Data supplied:

▽

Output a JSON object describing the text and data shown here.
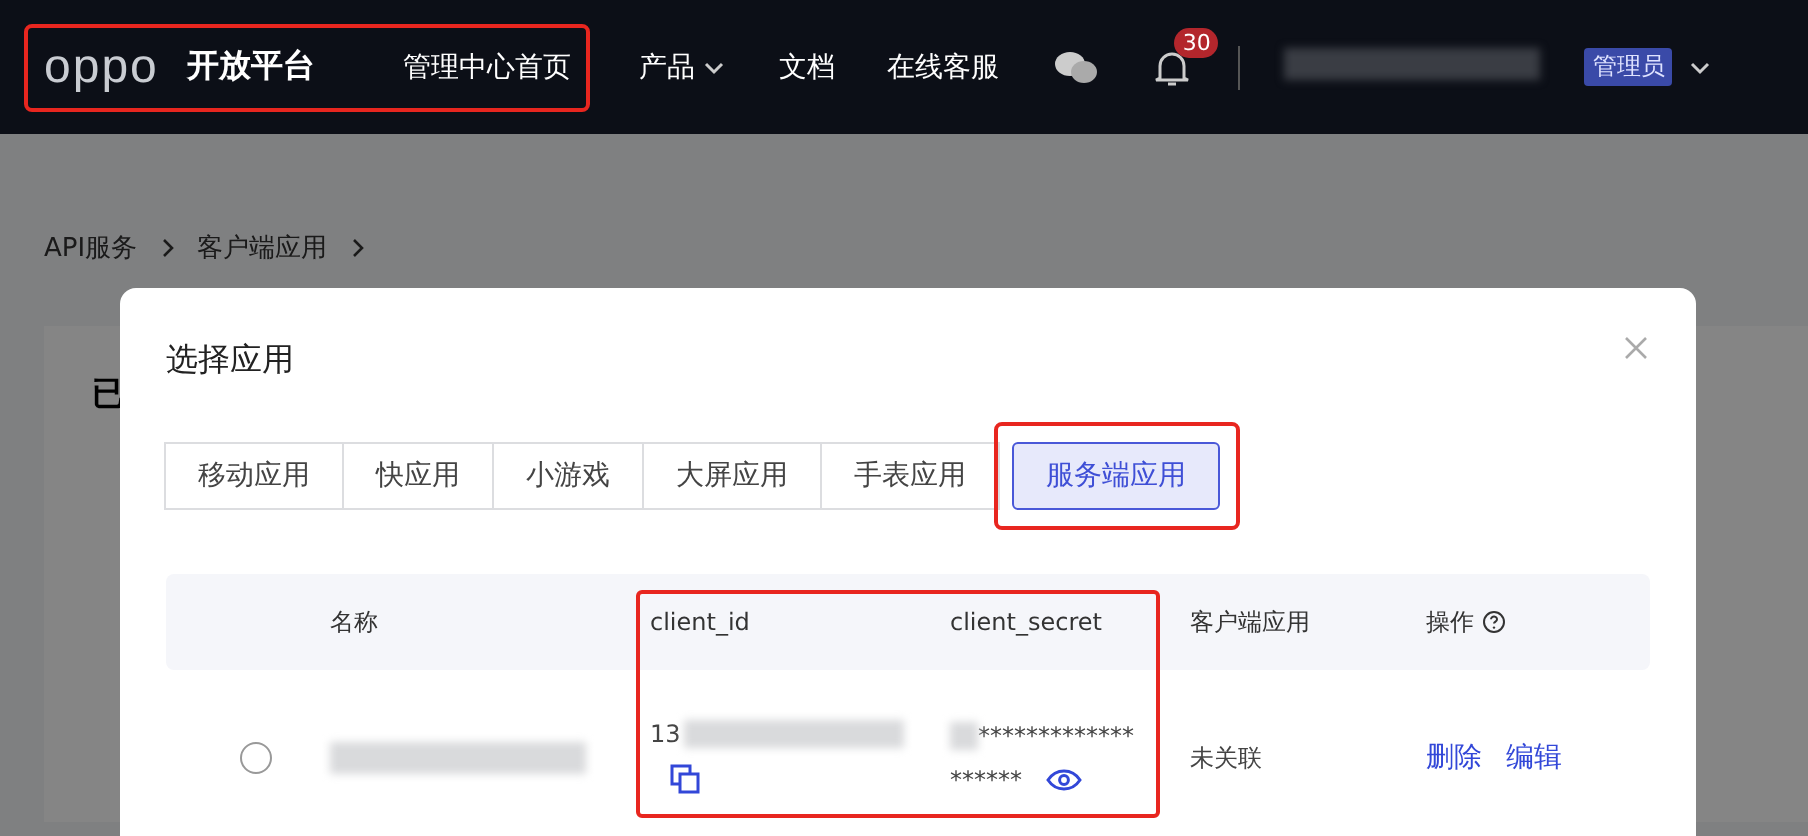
{
  "header": {
    "logo": "oppo",
    "title": "开放平台",
    "home_link": "管理中心首页",
    "nav": [
      {
        "label": "产品",
        "has_menu": true
      },
      {
        "label": "文档",
        "has_menu": false
      },
      {
        "label": "在线客服",
        "has_menu": false
      }
    ],
    "notification_count": "30",
    "role": "管理员"
  },
  "breadcrumb": [
    "API服务",
    "客户端应用"
  ],
  "card_title": "已",
  "dialog": {
    "title": "选择应用",
    "tabs": [
      {
        "label": "移动应用",
        "selected": false
      },
      {
        "label": "快应用",
        "selected": false
      },
      {
        "label": "小游戏",
        "selected": false
      },
      {
        "label": "大屏应用",
        "selected": false
      },
      {
        "label": "手表应用",
        "selected": false
      },
      {
        "label": "服务端应用",
        "selected": true
      }
    ],
    "table": {
      "columns": [
        "名称",
        "client_id",
        "client_secret",
        "客户端应用",
        "操作"
      ],
      "rows": [
        {
          "selected": false,
          "client_id": "13",
          "client_secret": [
            "*************",
            "******"
          ],
          "client_app": "未关联",
          "actions": [
            "删除",
            "编辑"
          ]
        }
      ]
    }
  }
}
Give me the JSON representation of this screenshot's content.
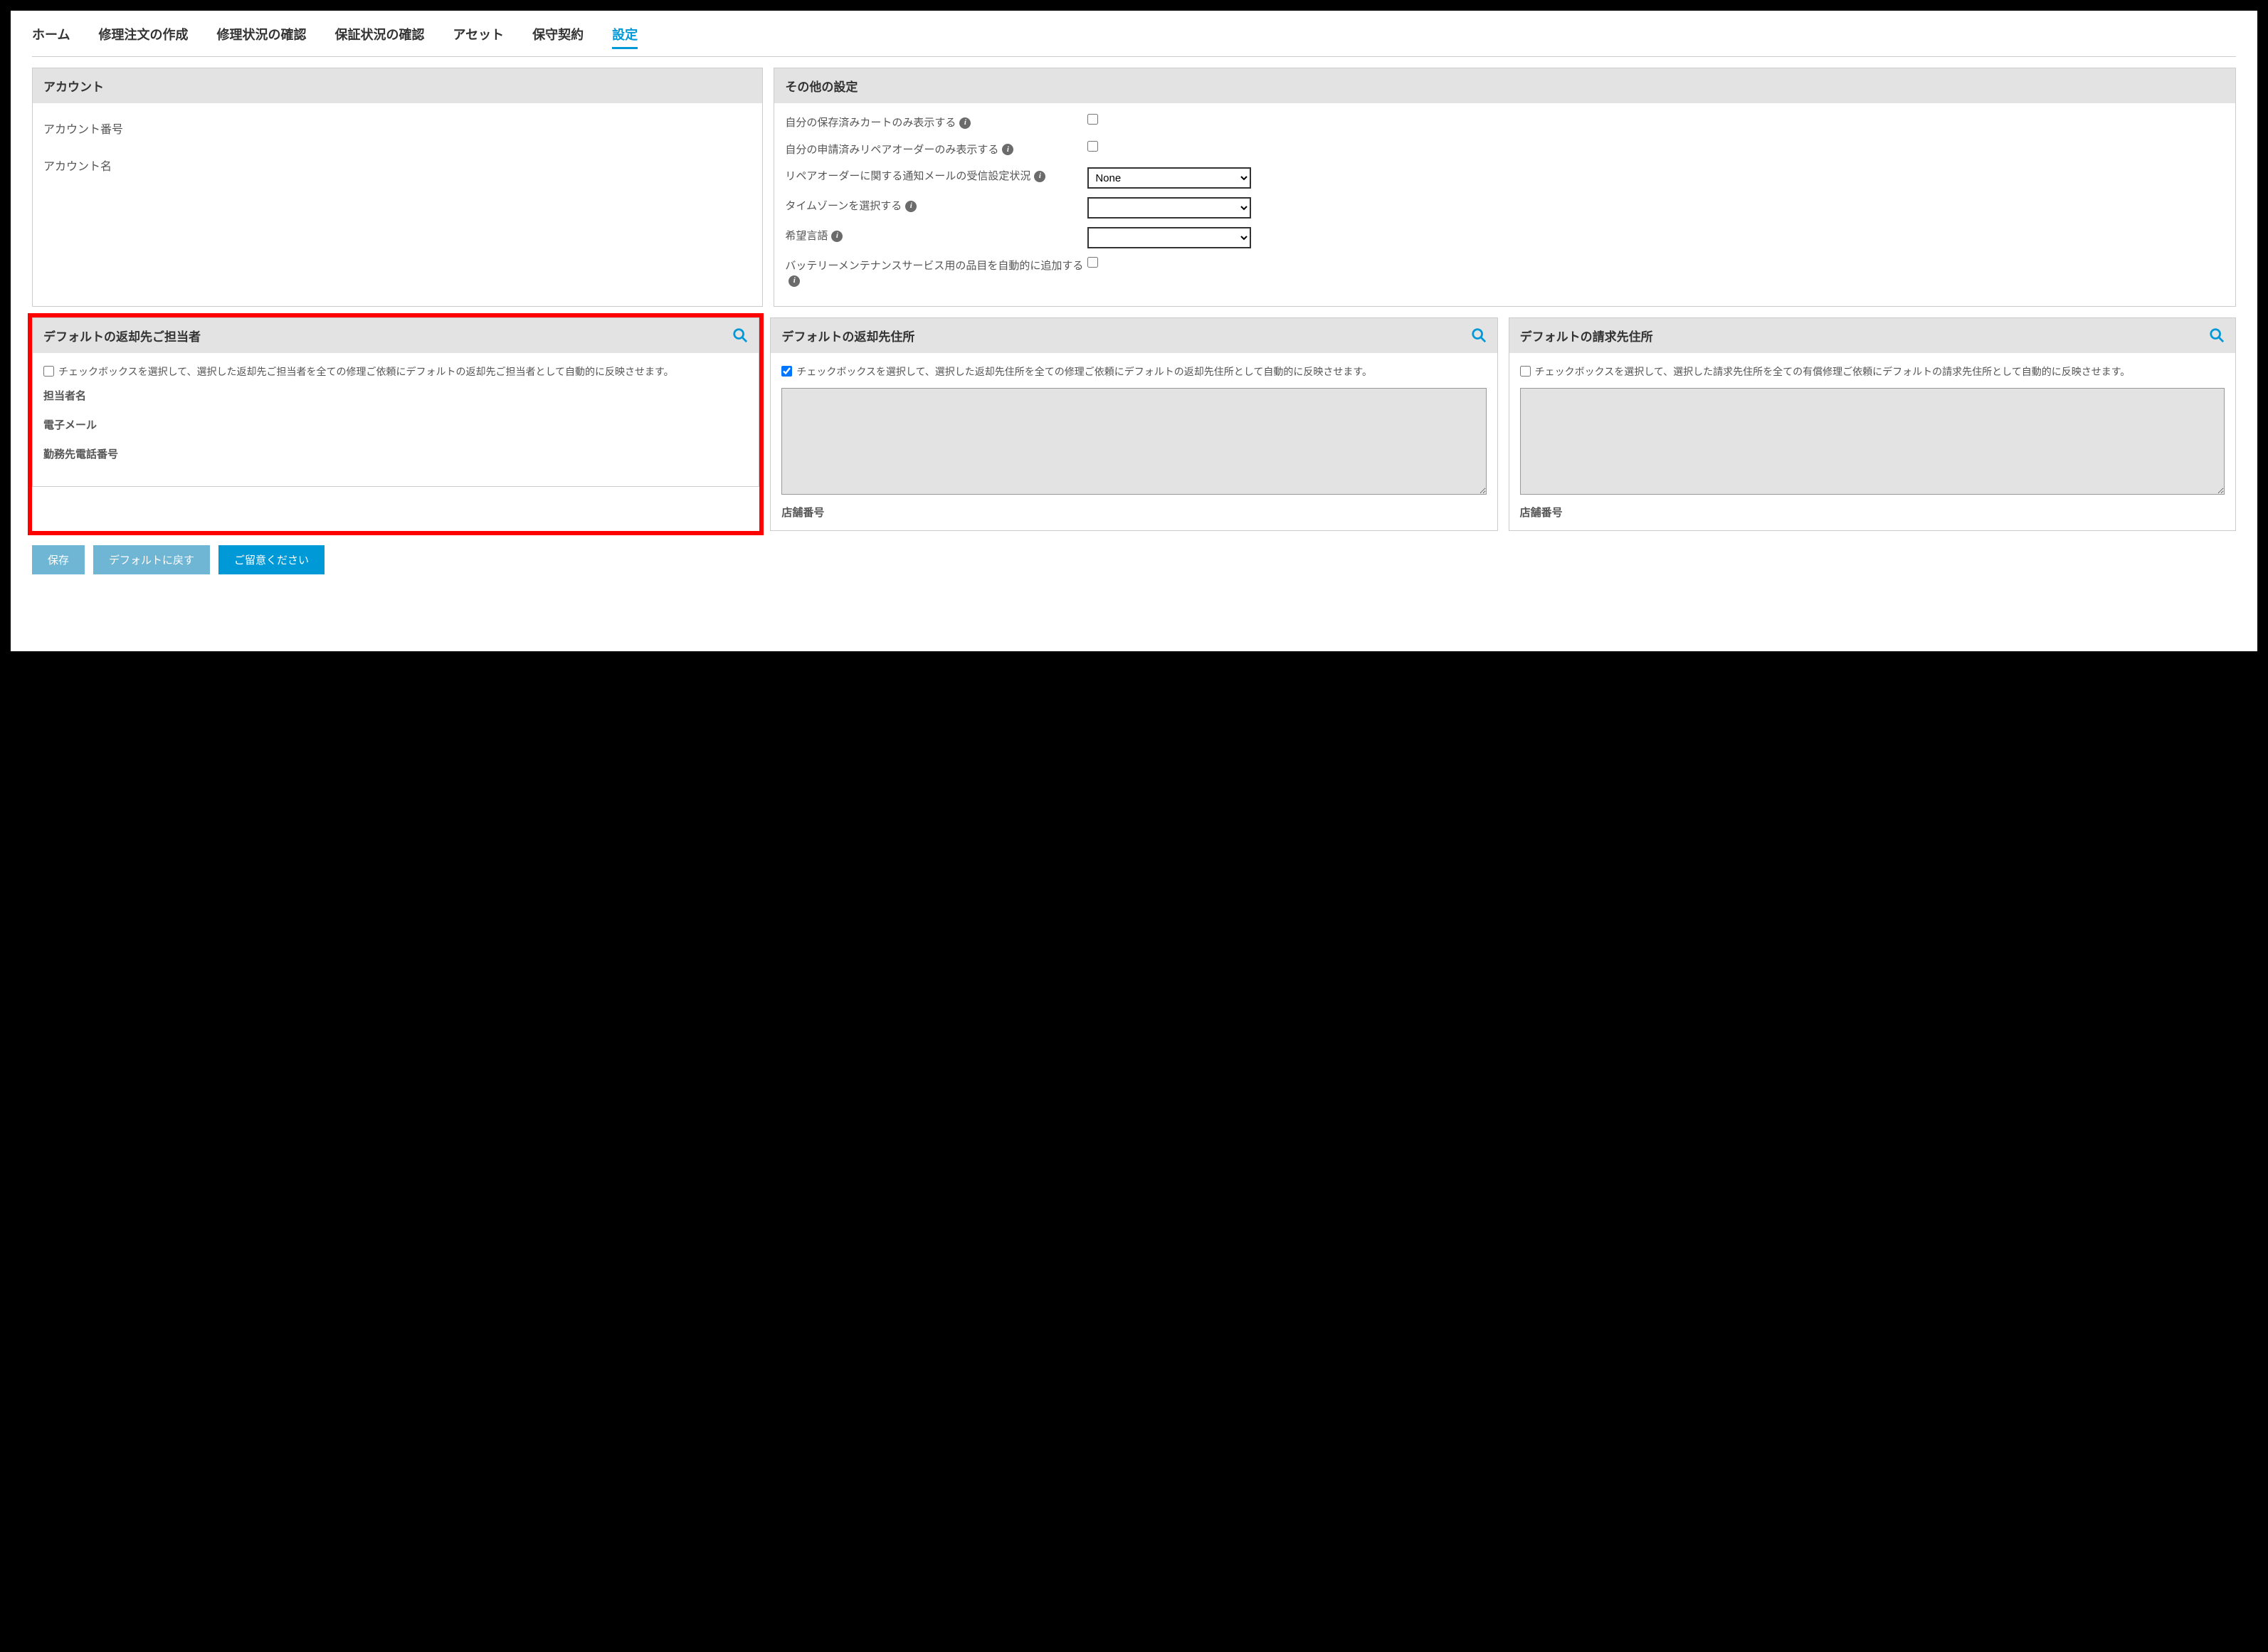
{
  "nav": {
    "tabs": [
      {
        "label": "ホーム",
        "active": false
      },
      {
        "label": "修理注文の作成",
        "active": false
      },
      {
        "label": "修理状況の確認",
        "active": false
      },
      {
        "label": "保証状況の確認",
        "active": false
      },
      {
        "label": "アセット",
        "active": false
      },
      {
        "label": "保守契約",
        "active": false
      },
      {
        "label": "設定",
        "active": true
      }
    ]
  },
  "account": {
    "title": "アカウント",
    "number_label": "アカウント番号",
    "name_label": "アカウント名"
  },
  "other_settings": {
    "title": "その他の設定",
    "show_own_carts_label": "自分の保存済みカートのみ表示する",
    "show_own_repair_orders_label": "自分の申請済みリペアオーダーのみ表示する",
    "repair_notification_label": "リペアオーダーに関する通知メールの受信設定状況",
    "repair_notification_value": "None",
    "timezone_label": "タイムゾーンを選択する",
    "timezone_value": "",
    "language_label": "希望言語",
    "language_value": "",
    "battery_service_label": "バッテリーメンテナンスサービス用の品目を自動的に追加する"
  },
  "default_return_contact": {
    "title": "デフォルトの返却先ご担当者",
    "checkbox_text": "チェックボックスを選択して、選択した返却先ご担当者を全ての修理ご依頼にデフォルトの返却先ご担当者として自動的に反映させます。",
    "checked": false,
    "contact_name_label": "担当者名",
    "email_label": "電子メール",
    "work_phone_label": "勤務先電話番号"
  },
  "default_return_address": {
    "title": "デフォルトの返却先住所",
    "checkbox_text": "チェックボックスを選択して、選択した返却先住所を全ての修理ご依頼にデフォルトの返却先住所として自動的に反映させます。",
    "checked": true,
    "address_value": "",
    "store_label": "店舗番号"
  },
  "default_billing_address": {
    "title": "デフォルトの請求先住所",
    "checkbox_text": "チェックボックスを選択して、選択した請求先住所を全ての有償修理ご依頼にデフォルトの請求先住所として自動的に反映させます。",
    "checked": false,
    "address_value": "",
    "store_label": "店舗番号"
  },
  "buttons": {
    "save": "保存",
    "reset": "デフォルトに戻す",
    "note": "ご留意ください"
  }
}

△

The request:
Copy all the entries word for word. Omit any pictures.

In response:
Output a JSON object describing the text and data shown here.
{
  "header": {
    "logo": "oppo",
    "title": "开放平台",
    "home_link": "管理中心首页",
    "nav": [
      {
        "label": "产品",
        "has_menu": true
      },
      {
        "label": "文档",
        "has_menu": false
      },
      {
        "label": "在线客服",
        "has_menu": false
      }
    ],
    "notification_count": "30",
    "role": "管理员"
  },
  "breadcrumb": [
    "API服务",
    "客户端应用"
  ],
  "card_title": "已",
  "dialog": {
    "title": "选择应用",
    "tabs": [
      {
        "label": "移动应用",
        "selected": false
      },
      {
        "label": "快应用",
        "selected": false
      },
      {
        "label": "小游戏",
        "selected": false
      },
      {
        "label": "大屏应用",
        "selected": false
      },
      {
        "label": "手表应用",
        "selected": false
      },
      {
        "label": "服务端应用",
        "selected": true
      }
    ],
    "table": {
      "columns": [
        "名称",
        "client_id",
        "client_secret",
        "客户端应用",
        "操作"
      ],
      "rows": [
        {
          "selected": false,
          "client_id": "13",
          "client_secret": [
            "*************",
            "******"
          ],
          "client_app": "未关联",
          "actions": [
            "删除",
            "编辑"
          ]
        }
      ]
    }
  }
}
Give me the JSON representation of this screenshot's content.
{
  "nav": {
    "tabs": [
      {
        "label": "ホーム",
        "active": false
      },
      {
        "label": "修理注文の作成",
        "active": false
      },
      {
        "label": "修理状況の確認",
        "active": false
      },
      {
        "label": "保証状況の確認",
        "active": false
      },
      {
        "label": "アセット",
        "active": false
      },
      {
        "label": "保守契約",
        "active": false
      },
      {
        "label": "設定",
        "active": true
      }
    ]
  },
  "account": {
    "title": "アカウント",
    "number_label": "アカウント番号",
    "name_label": "アカウント名"
  },
  "other_settings": {
    "title": "その他の設定",
    "show_own_carts_label": "自分の保存済みカートのみ表示する",
    "show_own_repair_orders_label": "自分の申請済みリペアオーダーのみ表示する",
    "repair_notification_label": "リペアオーダーに関する通知メールの受信設定状況",
    "repair_notification_value": "None",
    "timezone_label": "タイムゾーンを選択する",
    "timezone_value": "",
    "language_label": "希望言語",
    "language_value": "",
    "battery_service_label": "バッテリーメンテナンスサービス用の品目を自動的に追加する"
  },
  "default_return_contact": {
    "title": "デフォルトの返却先ご担当者",
    "checkbox_text": "チェックボックスを選択して、選択した返却先ご担当者を全ての修理ご依頼にデフォルトの返却先ご担当者として自動的に反映させます。",
    "checked": false,
    "contact_name_label": "担当者名",
    "email_label": "電子メール",
    "work_phone_label": "勤務先電話番号"
  },
  "default_return_address": {
    "title": "デフォルトの返却先住所",
    "checkbox_text": "チェックボックスを選択して、選択した返却先住所を全ての修理ご依頼にデフォルトの返却先住所として自動的に反映させます。",
    "checked": true,
    "address_value": "",
    "store_label": "店舗番号"
  },
  "default_billing_address": {
    "title": "デフォルトの請求先住所",
    "checkbox_text": "チェックボックスを選択して、選択した請求先住所を全ての有償修理ご依頼にデフォルトの請求先住所として自動的に反映させます。",
    "checked": false,
    "address_value": "",
    "store_label": "店舗番号"
  },
  "buttons": {
    "save": "保存",
    "reset": "デフォルトに戻す",
    "note": "ご留意ください"
  }
}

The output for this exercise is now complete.